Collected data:
★ ★ ★ ★
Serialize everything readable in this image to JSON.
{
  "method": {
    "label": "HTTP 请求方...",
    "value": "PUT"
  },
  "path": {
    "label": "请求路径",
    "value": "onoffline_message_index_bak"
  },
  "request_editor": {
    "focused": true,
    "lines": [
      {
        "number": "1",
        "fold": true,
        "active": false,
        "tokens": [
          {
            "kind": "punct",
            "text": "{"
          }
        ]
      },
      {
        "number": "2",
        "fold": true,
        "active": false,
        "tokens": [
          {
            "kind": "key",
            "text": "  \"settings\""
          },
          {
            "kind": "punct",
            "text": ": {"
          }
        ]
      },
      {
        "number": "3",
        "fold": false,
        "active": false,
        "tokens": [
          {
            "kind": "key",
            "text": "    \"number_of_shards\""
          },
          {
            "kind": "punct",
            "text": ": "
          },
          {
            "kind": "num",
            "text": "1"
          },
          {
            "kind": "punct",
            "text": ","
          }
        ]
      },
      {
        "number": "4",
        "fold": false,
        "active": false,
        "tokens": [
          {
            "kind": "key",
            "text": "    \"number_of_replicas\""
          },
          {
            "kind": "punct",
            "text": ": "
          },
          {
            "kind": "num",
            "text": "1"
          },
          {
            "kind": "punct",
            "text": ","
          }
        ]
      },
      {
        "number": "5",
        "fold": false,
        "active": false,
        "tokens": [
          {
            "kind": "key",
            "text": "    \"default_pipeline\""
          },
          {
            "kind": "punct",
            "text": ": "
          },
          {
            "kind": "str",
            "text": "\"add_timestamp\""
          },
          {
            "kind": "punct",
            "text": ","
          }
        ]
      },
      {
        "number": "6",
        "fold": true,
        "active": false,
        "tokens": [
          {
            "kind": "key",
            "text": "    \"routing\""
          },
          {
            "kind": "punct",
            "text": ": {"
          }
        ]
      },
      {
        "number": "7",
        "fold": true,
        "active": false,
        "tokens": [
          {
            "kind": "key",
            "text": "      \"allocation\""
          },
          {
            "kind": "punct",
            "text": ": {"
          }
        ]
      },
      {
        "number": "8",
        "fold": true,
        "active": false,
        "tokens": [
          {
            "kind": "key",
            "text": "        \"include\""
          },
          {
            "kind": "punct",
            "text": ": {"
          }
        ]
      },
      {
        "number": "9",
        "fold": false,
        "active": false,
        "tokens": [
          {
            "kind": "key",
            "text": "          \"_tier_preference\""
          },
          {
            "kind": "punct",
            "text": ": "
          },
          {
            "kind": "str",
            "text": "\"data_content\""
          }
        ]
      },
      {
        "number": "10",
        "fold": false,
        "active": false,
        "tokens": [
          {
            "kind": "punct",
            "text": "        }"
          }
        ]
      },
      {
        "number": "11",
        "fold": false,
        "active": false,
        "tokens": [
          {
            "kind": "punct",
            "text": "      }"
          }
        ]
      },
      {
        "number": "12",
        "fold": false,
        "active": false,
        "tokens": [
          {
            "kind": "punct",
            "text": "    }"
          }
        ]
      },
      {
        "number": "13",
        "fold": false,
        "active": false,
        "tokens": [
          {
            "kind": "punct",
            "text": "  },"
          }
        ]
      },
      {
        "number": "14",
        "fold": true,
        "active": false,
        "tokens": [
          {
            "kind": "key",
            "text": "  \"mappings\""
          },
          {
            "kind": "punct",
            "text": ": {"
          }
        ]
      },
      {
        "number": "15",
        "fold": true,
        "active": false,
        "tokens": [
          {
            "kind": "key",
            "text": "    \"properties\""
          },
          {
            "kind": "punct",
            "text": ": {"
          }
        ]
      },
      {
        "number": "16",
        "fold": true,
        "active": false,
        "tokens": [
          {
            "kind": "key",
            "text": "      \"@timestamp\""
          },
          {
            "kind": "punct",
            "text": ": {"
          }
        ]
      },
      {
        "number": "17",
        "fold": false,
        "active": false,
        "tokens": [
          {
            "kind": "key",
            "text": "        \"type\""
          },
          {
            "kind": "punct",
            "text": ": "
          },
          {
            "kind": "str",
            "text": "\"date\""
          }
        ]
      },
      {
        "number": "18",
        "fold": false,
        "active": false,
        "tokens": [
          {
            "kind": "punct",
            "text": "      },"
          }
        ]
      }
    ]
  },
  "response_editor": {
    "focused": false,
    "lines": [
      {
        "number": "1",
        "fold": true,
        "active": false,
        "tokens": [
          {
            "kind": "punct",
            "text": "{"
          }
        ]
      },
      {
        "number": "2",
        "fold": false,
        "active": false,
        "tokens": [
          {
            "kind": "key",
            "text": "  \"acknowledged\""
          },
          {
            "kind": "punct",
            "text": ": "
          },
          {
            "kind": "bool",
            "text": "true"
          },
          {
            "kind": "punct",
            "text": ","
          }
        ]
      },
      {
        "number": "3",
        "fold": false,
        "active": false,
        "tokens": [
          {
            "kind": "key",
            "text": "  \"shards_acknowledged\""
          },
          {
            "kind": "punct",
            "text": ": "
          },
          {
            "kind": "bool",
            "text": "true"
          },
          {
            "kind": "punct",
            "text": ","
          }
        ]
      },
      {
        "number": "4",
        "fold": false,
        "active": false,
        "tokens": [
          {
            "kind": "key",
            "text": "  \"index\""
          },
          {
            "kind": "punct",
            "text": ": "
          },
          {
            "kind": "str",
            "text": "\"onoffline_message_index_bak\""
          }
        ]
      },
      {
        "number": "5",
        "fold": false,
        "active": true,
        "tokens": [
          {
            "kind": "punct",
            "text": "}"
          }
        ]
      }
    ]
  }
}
★ ★ ★ ★
**GIVEN PROBLEM**
Quote each line of the listing above exactly.

**TASK RESULT**
Serialize everything readable in this image to JSON.
{
  "method": {
    "label": "HTTP 请求方...",
    "value": "PUT"
  },
  "path": {
    "label": "请求路径",
    "value": "onoffline_message_index_bak"
  },
  "request_editor": {
    "focused": true,
    "lines": [
      {
        "number": "1",
        "fold": true,
        "active": false,
        "tokens": [
          {
            "kind": "punct",
            "text": "{"
          }
        ]
      },
      {
        "number": "2",
        "fold": true,
        "active": false,
        "tokens": [
          {
            "kind": "key",
            "text": "  \"settings\""
          },
          {
            "kind": "punct",
            "text": ": {"
          }
        ]
      },
      {
        "number": "3",
        "fold": false,
        "active": false,
        "tokens": [
          {
            "kind": "key",
            "text": "    \"number_of_shards\""
          },
          {
            "kind": "punct",
            "text": ": "
          },
          {
            "kind": "num",
            "text": "1"
          },
          {
            "kind": "punct",
            "text": ","
          }
        ]
      },
      {
        "number": "4",
        "fold": false,
        "active": false,
        "tokens": [
          {
            "kind": "key",
            "text": "    \"number_of_replicas\""
          },
          {
            "kind": "punct",
            "text": ": "
          },
          {
            "kind": "num",
            "text": "1"
          },
          {
            "kind": "punct",
            "text": ","
          }
        ]
      },
      {
        "number": "5",
        "fold": false,
        "active": false,
        "tokens": [
          {
            "kind": "key",
            "text": "    \"default_pipeline\""
          },
          {
            "kind": "punct",
            "text": ": "
          },
          {
            "kind": "str",
            "text": "\"add_timestamp\""
          },
          {
            "kind": "punct",
            "text": ","
          }
        ]
      },
      {
        "number": "6",
        "fold": true,
        "active": false,
        "tokens": [
          {
            "kind": "key",
            "text": "    \"routing\""
          },
          {
            "kind": "punct",
            "text": ": {"
          }
        ]
      },
      {
        "number": "7",
        "fold": true,
        "active": false,
        "tokens": [
          {
            "kind": "key",
            "text": "      \"allocation\""
          },
          {
            "kind": "punct",
            "text": ": {"
          }
        ]
      },
      {
        "number": "8",
        "fold": true,
        "active": false,
        "tokens": [
          {
            "kind": "key",
            "text": "        \"include\""
          },
          {
            "kind": "punct",
            "text": ": {"
          }
        ]
      },
      {
        "number": "9",
        "fold": false,
        "active": false,
        "tokens": [
          {
            "kind": "key",
            "text": "          \"_tier_preference\""
          },
          {
            "kind": "punct",
            "text": ": "
          },
          {
            "kind": "str",
            "text": "\"data_content\""
          }
        ]
      },
      {
        "number": "10",
        "fold": false,
        "active": false,
        "tokens": [
          {
            "kind": "punct",
            "text": "        }"
          }
        ]
      },
      {
        "number": "11",
        "fold": false,
        "active": false,
        "tokens": [
          {
            "kind": "punct",
            "text": "      }"
          }
        ]
      },
      {
        "number": "12",
        "fold": false,
        "active": false,
        "tokens": [
          {
            "kind": "punct",
            "text": "    }"
          }
        ]
      },
      {
        "number": "13",
        "fold": false,
        "active": false,
        "tokens": [
          {
            "kind": "punct",
            "text": "  },"
          }
        ]
      },
      {
        "number": "14",
        "fold": true,
        "active": false,
        "tokens": [
          {
            "kind": "key",
            "text": "  \"mappings\""
          },
          {
            "kind": "punct",
            "text": ": {"
          }
        ]
      },
      {
        "number": "15",
        "fold": true,
        "active": false,
        "tokens": [
          {
            "kind": "key",
            "text": "    \"properties\""
          },
          {
            "kind": "punct",
            "text": ": {"
          }
        ]
      },
      {
        "number": "16",
        "fold": true,
        "active": false,
        "tokens": [
          {
            "kind": "key",
            "text": "      \"@timestamp\""
          },
          {
            "kind": "punct",
            "text": ": {"
          }
        ]
      },
      {
        "number": "17",
        "fold": false,
        "active": false,
        "tokens": [
          {
            "kind": "key",
            "text": "        \"type\""
          },
          {
            "kind": "punct",
            "text": ": "
          },
          {
            "kind": "str",
            "text": "\"date\""
          }
        ]
      },
      {
        "number": "18",
        "fold": false,
        "active": false,
        "tokens": [
          {
            "kind": "punct",
            "text": "      },"
          }
        ]
      }
    ]
  },
  "response_editor": {
    "focused": false,
    "lines": [
      {
        "number": "1",
        "fold": true,
        "active": false,
        "tokens": [
          {
            "kind": "punct",
            "text": "{"
          }
        ]
      },
      {
        "number": "2",
        "fold": false,
        "active": false,
        "tokens": [
          {
            "kind": "key",
            "text": "  \"acknowledged\""
          },
          {
            "kind": "punct",
            "text": ": "
          },
          {
            "kind": "bool",
            "text": "true"
          },
          {
            "kind": "punct",
            "text": ","
          }
        ]
      },
      {
        "number": "3",
        "fold": false,
        "active": false,
        "tokens": [
          {
            "kind": "key",
            "text": "  \"shards_acknowledged\""
          },
          {
            "kind": "punct",
            "text": ": "
          },
          {
            "kind": "bool",
            "text": "true"
          },
          {
            "kind": "punct",
            "text": ","
          }
        ]
      },
      {
        "number": "4",
        "fold": false,
        "active": false,
        "tokens": [
          {
            "kind": "key",
            "text": "  \"index\""
          },
          {
            "kind": "punct",
            "text": ": "
          },
          {
            "kind": "str",
            "text": "\"onoffline_message_index_bak\""
          }
        ]
      },
      {
        "number": "5",
        "fold": false,
        "active": true,
        "tokens": [
          {
            "kind": "punct",
            "text": "}"
          }
        ]
      }
    ]
  }
}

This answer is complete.